■ DOCUMENT PASSAGE:
Research Article: Thrombin Generation in Zebrafish Blood

Date Published: February 12, 2016

Publisher: Public Library of Science

Author(s): Evelien Schurgers, Martijn Moorlag, Coenraad Hemker, Theo Lindhout, Hilde Kelchtermans, Bas de Laat, Pablo Garcia de Frutos.


To better understand hypercoagulability as an underlying cause for thrombosis, the leading cause of death in the Western world, new assays to study ex vivo coagulation are essential. The zebrafish is generally accepted as a good model for human hemostasis and thrombosis, as the hemostatic system proved to be similar to that in man. Their small size however, has been a hurdle for more widespread use in hemostasis related research. In this study we developed a method that enables the measurement of thrombin generation in a single drop of non-anticoagulated zebrafish blood. Pre-treatment of the fish with inhibitors of FXa and thrombin, resulted in a dose dependent diminishing of thrombin generation, demonstrating the validity of the assay. In order to establish the relationship between whole blood thrombin generation and fibrin formation, we visualized the resulting fibrin network by scanning electron microscopy. Taken together, in this study we developed a fast and reliable method to measure thrombin generation in whole blood collected from a single zebrafish. Given the similarities between coagulation pathways of zebrafish and mammals, zebrafish may be an ideal animal model to determine the effect of novel therapeutics on thrombin generation. Additionally, because of the ease with which gene functions can be silenced, zebrafish may serve as a model organism for mechanistical research in thrombosis and hemostasis.

■ INFORMATION SHOWN:
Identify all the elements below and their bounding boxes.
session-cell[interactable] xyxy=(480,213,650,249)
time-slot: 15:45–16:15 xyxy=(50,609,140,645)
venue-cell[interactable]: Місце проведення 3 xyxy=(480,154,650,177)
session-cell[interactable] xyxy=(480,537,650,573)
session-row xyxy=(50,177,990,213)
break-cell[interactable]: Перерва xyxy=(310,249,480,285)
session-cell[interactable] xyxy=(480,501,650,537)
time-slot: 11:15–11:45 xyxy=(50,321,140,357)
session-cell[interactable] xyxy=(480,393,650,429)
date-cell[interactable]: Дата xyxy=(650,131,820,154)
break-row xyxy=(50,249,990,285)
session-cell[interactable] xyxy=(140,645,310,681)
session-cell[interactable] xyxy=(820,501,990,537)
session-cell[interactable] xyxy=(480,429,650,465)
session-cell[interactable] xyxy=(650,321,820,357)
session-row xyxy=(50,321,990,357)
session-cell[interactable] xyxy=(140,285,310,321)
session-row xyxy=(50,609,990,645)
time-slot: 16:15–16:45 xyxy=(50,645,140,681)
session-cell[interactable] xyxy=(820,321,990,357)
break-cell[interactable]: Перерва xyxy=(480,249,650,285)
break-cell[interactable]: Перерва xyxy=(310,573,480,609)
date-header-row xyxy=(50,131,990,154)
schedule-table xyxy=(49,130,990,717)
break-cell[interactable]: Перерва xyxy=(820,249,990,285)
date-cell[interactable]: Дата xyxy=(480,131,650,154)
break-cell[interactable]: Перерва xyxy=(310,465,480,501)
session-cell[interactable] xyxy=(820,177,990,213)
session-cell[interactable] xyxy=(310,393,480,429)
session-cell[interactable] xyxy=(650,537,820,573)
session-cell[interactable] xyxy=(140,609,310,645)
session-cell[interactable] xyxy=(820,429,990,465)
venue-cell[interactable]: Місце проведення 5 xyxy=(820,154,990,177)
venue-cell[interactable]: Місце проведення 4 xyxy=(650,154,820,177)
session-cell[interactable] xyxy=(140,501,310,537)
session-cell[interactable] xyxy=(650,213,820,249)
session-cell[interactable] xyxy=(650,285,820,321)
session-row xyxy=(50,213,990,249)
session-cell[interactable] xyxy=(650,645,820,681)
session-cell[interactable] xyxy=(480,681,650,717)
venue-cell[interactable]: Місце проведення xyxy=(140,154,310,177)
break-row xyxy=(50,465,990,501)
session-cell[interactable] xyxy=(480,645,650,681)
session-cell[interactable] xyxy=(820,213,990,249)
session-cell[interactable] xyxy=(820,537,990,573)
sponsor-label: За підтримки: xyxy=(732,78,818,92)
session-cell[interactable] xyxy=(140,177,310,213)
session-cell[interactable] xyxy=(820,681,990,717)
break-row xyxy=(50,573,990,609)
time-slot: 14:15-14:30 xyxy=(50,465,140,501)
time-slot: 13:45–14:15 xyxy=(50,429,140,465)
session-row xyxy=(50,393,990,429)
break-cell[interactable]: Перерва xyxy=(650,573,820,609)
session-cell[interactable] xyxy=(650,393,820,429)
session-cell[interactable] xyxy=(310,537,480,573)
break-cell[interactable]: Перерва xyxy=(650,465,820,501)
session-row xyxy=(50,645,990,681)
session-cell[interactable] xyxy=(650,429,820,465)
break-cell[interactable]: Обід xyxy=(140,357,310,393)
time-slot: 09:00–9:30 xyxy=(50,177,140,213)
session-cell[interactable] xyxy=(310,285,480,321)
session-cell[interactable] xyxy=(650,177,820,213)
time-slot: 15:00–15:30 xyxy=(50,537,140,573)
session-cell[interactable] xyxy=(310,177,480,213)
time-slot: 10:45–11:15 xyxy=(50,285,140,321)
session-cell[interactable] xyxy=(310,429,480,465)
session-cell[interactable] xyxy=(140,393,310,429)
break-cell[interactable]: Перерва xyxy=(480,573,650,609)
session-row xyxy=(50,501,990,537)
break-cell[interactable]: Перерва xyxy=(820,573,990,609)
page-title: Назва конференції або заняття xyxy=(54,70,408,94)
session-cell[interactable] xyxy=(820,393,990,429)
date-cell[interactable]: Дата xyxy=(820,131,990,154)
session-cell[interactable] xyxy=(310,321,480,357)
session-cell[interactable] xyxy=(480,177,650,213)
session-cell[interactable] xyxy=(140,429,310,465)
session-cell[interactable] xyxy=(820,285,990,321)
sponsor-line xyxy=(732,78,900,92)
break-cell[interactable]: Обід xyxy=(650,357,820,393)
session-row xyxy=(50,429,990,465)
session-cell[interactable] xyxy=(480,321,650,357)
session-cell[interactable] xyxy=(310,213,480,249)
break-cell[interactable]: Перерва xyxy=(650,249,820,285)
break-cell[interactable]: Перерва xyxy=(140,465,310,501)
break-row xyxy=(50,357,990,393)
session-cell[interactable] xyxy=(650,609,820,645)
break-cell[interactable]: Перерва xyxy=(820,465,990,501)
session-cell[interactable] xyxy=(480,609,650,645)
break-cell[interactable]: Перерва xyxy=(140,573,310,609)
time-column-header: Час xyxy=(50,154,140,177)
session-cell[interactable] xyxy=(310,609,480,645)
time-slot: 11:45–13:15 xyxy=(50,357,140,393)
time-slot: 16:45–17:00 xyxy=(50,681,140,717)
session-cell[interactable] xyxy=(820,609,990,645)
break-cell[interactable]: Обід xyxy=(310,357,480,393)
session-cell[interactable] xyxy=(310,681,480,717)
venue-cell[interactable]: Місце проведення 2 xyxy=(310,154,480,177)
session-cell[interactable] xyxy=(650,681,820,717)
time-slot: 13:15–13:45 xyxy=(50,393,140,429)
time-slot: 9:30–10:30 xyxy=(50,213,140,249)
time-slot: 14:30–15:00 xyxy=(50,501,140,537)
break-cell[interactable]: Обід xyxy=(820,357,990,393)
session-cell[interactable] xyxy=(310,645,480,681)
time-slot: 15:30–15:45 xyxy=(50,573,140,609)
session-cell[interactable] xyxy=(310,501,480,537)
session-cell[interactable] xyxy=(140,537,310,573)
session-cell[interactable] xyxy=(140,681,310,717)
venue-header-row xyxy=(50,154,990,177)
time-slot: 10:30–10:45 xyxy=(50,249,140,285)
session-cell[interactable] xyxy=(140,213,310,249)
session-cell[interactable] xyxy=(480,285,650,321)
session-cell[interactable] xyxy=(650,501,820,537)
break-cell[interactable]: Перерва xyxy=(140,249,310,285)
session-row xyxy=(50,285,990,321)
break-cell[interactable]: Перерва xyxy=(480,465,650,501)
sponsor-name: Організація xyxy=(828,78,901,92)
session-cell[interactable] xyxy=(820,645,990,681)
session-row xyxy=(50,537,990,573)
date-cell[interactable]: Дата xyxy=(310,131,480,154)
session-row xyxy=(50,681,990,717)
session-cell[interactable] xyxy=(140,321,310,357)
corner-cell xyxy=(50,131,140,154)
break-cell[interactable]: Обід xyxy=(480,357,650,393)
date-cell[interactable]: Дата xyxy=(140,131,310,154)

■ COMPLETE THE FOLLOWING:
1. Please summarize the zebrafish abstract in two sentences.
2. For each statement, decide whether it agrees with the zebrafish abstract. Answer yes or no, and quote the words that settle it.
(a) The assay needs anticoagulated blood.
(b) The fibrin network was visualized by scanning electron microscopy.
(c) The small size of zebrafish has held back their wider use in hemostasis research.

■ OUTPUTS BY TASK:
1. The study developed a fast and reliable method to measure thrombin generation in a single drop of non-anticoagulated blood from one zebrafish. The method was validated by a dose-dependent drop in thrombin generation after the fish were pre-treated with FXa and thrombin inhibitors, and the resulting fibrin network was visualized by scanning electron microscopy.

2.
(a) No: "a single drop of non-anticoagulated zebrafish blood"
(b) Yes: "we visualized the resulting fibrin network by scanning electron microscopy"
(c) Yes: "Their small size however, has been a hurdle for more widespread use in hemostasis related research"